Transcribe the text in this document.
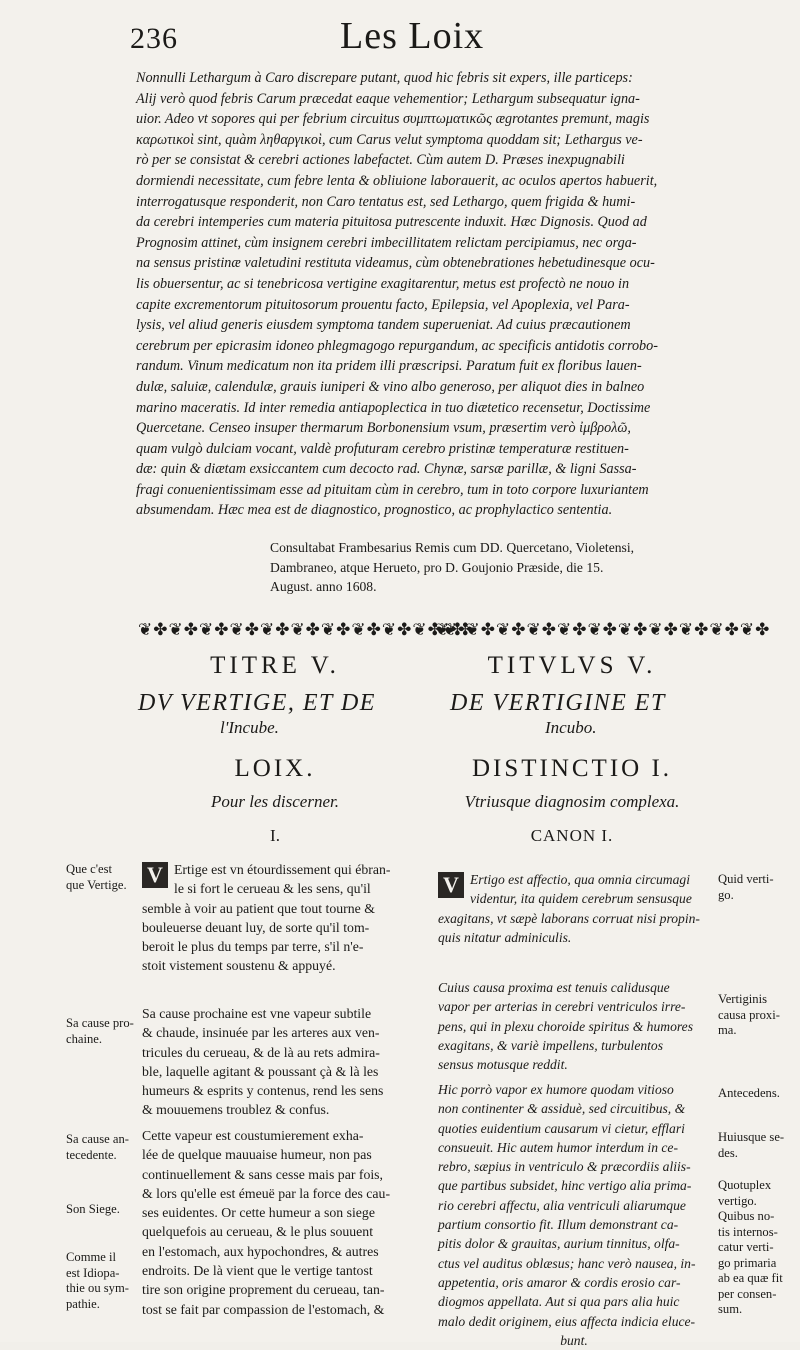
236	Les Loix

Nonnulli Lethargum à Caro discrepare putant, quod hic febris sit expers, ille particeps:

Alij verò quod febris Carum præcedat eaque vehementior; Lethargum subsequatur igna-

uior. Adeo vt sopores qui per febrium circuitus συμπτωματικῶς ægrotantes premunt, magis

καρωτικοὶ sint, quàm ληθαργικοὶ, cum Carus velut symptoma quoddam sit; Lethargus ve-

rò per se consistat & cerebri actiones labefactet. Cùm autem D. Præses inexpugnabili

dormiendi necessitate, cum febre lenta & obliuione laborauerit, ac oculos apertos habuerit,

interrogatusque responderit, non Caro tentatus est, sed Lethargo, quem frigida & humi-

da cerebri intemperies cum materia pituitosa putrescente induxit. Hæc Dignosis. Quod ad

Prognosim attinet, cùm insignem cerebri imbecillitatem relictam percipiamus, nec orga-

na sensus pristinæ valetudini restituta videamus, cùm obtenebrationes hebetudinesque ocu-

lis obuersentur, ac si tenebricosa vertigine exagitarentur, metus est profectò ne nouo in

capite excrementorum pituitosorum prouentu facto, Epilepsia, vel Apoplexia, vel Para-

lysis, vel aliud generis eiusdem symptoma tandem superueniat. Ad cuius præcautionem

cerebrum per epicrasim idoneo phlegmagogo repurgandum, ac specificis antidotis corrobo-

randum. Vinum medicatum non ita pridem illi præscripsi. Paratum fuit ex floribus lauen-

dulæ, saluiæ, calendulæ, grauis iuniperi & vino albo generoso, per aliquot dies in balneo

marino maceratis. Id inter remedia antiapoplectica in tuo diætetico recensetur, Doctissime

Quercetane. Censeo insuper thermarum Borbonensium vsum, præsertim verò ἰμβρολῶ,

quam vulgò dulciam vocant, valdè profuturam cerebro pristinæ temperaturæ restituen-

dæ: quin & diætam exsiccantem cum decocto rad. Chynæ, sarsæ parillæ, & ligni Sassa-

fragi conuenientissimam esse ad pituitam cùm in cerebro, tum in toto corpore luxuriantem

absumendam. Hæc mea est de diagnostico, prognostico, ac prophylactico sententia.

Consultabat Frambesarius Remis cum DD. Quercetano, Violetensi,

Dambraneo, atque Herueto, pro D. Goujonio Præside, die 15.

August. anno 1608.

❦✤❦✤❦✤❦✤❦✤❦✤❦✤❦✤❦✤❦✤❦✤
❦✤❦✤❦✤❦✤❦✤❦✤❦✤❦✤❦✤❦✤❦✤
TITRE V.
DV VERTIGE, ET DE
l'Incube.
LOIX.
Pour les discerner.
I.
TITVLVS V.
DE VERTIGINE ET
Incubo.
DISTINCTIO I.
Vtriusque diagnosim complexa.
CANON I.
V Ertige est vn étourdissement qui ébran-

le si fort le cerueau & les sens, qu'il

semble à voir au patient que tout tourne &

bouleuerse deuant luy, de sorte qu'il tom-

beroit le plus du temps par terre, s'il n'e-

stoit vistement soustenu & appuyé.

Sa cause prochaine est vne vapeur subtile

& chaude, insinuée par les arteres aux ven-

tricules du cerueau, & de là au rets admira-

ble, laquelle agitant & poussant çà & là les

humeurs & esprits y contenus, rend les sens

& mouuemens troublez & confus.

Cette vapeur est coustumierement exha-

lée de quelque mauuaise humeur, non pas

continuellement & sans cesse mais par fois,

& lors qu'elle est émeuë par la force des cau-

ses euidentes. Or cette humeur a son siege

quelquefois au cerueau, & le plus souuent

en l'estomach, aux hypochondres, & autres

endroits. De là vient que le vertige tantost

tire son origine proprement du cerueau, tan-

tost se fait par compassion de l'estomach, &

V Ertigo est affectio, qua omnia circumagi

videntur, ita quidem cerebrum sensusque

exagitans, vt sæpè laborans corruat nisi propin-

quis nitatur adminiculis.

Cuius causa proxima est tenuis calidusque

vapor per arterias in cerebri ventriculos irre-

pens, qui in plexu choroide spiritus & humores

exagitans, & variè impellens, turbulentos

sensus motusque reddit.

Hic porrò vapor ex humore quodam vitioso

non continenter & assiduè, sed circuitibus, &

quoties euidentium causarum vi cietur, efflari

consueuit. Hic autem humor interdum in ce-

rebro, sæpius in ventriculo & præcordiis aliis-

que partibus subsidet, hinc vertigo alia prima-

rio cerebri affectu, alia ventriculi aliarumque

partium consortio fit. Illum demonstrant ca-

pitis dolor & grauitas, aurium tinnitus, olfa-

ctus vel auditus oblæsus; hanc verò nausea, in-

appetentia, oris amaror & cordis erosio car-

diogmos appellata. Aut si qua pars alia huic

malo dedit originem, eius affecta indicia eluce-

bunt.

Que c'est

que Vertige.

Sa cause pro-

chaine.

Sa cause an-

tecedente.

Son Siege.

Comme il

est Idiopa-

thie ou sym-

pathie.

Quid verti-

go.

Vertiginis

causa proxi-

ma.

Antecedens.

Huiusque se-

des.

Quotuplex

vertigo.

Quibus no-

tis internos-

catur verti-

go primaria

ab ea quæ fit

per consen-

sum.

...

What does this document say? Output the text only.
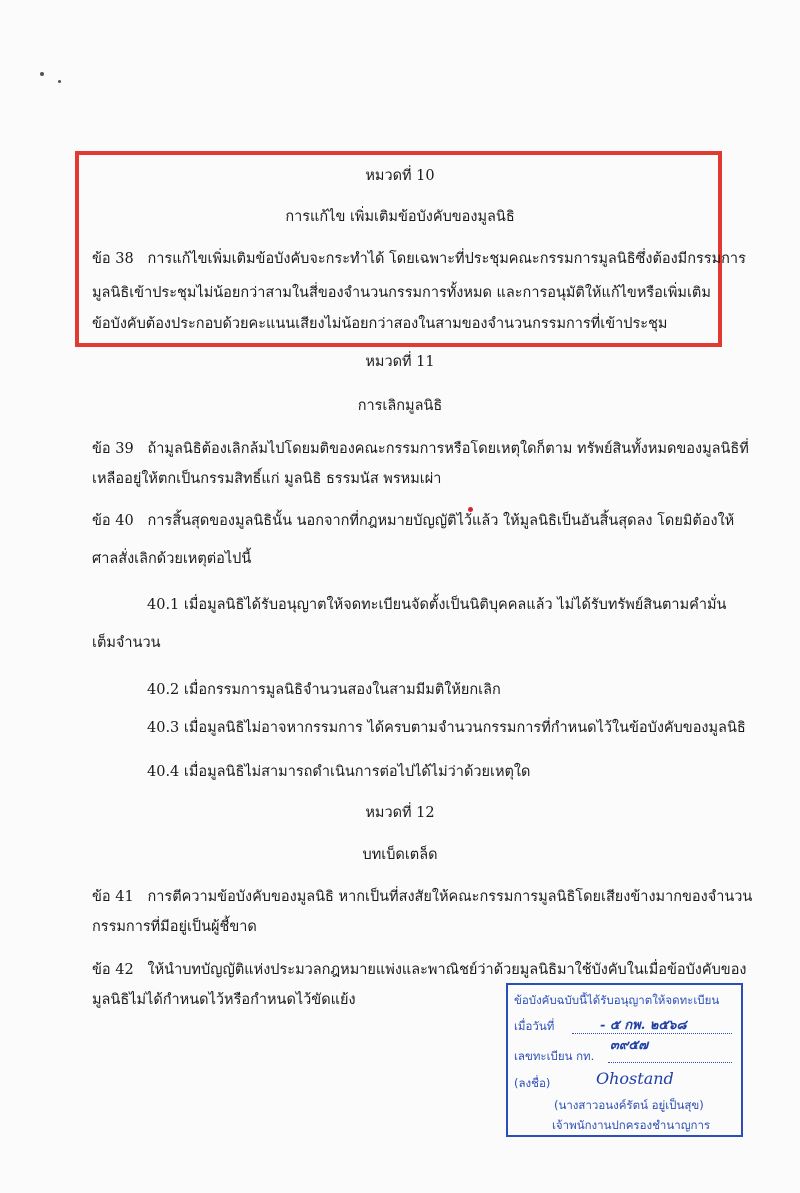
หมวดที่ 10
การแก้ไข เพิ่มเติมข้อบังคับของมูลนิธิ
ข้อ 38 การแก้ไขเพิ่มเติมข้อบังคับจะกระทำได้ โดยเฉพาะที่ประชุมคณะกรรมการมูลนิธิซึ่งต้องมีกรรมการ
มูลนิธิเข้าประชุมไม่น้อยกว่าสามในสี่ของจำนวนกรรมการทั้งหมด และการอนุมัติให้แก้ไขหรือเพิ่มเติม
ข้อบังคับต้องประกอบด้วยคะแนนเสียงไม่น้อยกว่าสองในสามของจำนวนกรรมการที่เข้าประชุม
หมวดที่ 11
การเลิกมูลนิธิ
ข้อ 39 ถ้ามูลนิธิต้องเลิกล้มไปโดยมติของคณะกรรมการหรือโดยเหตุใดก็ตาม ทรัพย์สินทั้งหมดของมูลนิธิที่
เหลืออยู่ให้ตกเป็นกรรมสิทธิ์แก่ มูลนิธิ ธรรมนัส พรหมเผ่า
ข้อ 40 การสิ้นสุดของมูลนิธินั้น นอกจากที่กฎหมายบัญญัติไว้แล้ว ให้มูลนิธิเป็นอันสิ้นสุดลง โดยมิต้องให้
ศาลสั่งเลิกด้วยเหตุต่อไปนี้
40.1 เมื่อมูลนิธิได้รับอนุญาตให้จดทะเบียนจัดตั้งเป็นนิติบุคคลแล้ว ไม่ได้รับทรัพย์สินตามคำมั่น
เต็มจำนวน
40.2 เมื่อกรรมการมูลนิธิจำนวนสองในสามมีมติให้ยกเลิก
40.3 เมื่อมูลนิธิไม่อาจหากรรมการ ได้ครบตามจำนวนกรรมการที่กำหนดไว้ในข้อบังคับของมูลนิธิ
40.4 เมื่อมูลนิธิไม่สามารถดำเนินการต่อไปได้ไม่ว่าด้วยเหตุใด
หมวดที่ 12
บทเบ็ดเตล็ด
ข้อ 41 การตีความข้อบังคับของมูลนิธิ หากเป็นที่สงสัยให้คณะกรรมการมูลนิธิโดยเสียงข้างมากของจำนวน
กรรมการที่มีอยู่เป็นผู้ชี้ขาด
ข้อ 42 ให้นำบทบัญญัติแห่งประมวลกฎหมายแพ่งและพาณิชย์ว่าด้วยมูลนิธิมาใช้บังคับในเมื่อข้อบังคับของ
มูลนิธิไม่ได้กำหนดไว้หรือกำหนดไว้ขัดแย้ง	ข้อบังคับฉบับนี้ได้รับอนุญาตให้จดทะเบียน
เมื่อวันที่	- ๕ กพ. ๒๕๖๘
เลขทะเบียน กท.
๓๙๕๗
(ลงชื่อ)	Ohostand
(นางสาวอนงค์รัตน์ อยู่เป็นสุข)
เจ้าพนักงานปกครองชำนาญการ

Task prompt
Identify every line where the string "จดทะเบ" appears.

Response to the task
40.1 เมื่อมูลนิธิได้รับอนุญาตให้จดทะเบียนจัดตั้งเป็นนิติบุคคลแล้ว ไม่ได้รับทรัพย์สินตามคำมั่น
มูลนิธิไม่ได้กำหนดไว้หรือกำหนดไว้ขัดแย้ง	ข้อบังคับฉบับนี้ได้รับอนุญาตให้จดทะเบียน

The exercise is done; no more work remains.